━━ Records provided
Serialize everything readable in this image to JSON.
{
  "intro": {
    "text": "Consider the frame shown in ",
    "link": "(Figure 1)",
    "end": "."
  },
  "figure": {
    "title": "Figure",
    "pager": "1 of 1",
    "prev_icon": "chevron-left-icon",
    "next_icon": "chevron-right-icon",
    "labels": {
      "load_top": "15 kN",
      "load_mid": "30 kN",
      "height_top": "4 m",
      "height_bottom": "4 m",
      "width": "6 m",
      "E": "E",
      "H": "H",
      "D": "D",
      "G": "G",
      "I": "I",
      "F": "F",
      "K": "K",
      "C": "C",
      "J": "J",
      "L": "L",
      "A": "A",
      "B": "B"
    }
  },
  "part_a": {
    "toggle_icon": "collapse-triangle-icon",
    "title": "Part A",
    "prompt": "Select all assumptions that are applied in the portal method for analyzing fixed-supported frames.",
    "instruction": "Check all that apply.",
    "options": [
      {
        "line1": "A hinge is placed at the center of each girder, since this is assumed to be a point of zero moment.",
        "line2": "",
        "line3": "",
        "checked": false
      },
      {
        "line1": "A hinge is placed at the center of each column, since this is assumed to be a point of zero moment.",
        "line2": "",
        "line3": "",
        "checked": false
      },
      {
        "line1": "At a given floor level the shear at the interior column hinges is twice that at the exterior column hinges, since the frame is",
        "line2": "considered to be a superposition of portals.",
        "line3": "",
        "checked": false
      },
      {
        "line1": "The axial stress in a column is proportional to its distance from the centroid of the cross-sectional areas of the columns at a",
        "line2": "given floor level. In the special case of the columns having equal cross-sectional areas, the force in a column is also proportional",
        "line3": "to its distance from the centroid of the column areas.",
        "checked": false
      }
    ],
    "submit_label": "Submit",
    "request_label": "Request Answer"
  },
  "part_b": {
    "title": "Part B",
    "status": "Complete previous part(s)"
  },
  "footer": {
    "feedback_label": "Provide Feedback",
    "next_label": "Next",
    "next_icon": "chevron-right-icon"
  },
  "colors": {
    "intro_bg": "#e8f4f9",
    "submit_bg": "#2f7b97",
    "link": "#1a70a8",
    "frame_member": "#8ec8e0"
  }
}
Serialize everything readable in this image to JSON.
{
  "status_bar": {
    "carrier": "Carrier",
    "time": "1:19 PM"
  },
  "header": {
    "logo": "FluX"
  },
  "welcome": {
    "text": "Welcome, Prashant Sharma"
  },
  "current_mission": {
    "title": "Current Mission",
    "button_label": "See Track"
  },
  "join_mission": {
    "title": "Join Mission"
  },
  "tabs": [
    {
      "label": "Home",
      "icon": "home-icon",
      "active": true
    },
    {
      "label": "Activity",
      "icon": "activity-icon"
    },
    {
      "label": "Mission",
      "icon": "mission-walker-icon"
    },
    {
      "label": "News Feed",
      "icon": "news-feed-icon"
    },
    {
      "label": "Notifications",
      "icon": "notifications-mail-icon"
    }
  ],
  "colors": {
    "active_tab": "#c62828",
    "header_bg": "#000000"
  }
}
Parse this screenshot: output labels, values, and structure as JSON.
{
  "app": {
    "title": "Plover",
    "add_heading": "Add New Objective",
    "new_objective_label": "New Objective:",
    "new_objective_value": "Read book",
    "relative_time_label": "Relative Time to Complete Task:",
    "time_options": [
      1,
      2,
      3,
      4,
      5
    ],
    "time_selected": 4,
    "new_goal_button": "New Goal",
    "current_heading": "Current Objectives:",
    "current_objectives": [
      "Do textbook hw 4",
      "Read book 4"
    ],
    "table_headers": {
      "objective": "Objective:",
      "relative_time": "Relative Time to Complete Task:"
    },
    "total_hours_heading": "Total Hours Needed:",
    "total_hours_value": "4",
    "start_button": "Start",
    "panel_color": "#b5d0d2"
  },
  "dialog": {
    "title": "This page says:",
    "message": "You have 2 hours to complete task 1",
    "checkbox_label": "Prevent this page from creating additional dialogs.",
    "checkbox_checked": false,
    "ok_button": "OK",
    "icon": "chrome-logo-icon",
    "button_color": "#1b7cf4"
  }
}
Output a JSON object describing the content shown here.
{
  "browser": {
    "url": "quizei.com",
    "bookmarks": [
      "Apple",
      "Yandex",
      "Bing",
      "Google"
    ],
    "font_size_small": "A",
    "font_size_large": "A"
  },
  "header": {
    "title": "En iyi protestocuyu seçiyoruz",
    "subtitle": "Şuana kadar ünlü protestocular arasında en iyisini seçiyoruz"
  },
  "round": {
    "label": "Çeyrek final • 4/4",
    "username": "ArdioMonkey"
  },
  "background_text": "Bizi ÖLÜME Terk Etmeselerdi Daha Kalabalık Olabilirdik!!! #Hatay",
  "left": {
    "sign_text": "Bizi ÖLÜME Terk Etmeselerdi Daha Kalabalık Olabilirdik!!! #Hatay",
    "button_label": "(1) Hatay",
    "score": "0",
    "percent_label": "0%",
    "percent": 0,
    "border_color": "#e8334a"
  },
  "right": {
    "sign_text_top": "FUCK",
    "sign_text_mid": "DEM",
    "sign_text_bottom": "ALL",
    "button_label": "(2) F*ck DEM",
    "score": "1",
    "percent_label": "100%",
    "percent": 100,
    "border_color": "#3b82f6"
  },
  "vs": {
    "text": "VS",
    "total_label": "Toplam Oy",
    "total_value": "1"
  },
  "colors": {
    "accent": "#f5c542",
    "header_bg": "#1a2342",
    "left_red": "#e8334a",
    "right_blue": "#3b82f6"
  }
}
━━━━
Directive ->
Copy every line of the records above that holds the word "moment".

Finished task ->
        "line1": "A hinge is placed at the center of each girder, since this is assumed to be a point of zero moment.",
        "line1": "A hinge is placed at the center of each column, since this is assumed to be a point of zero moment.",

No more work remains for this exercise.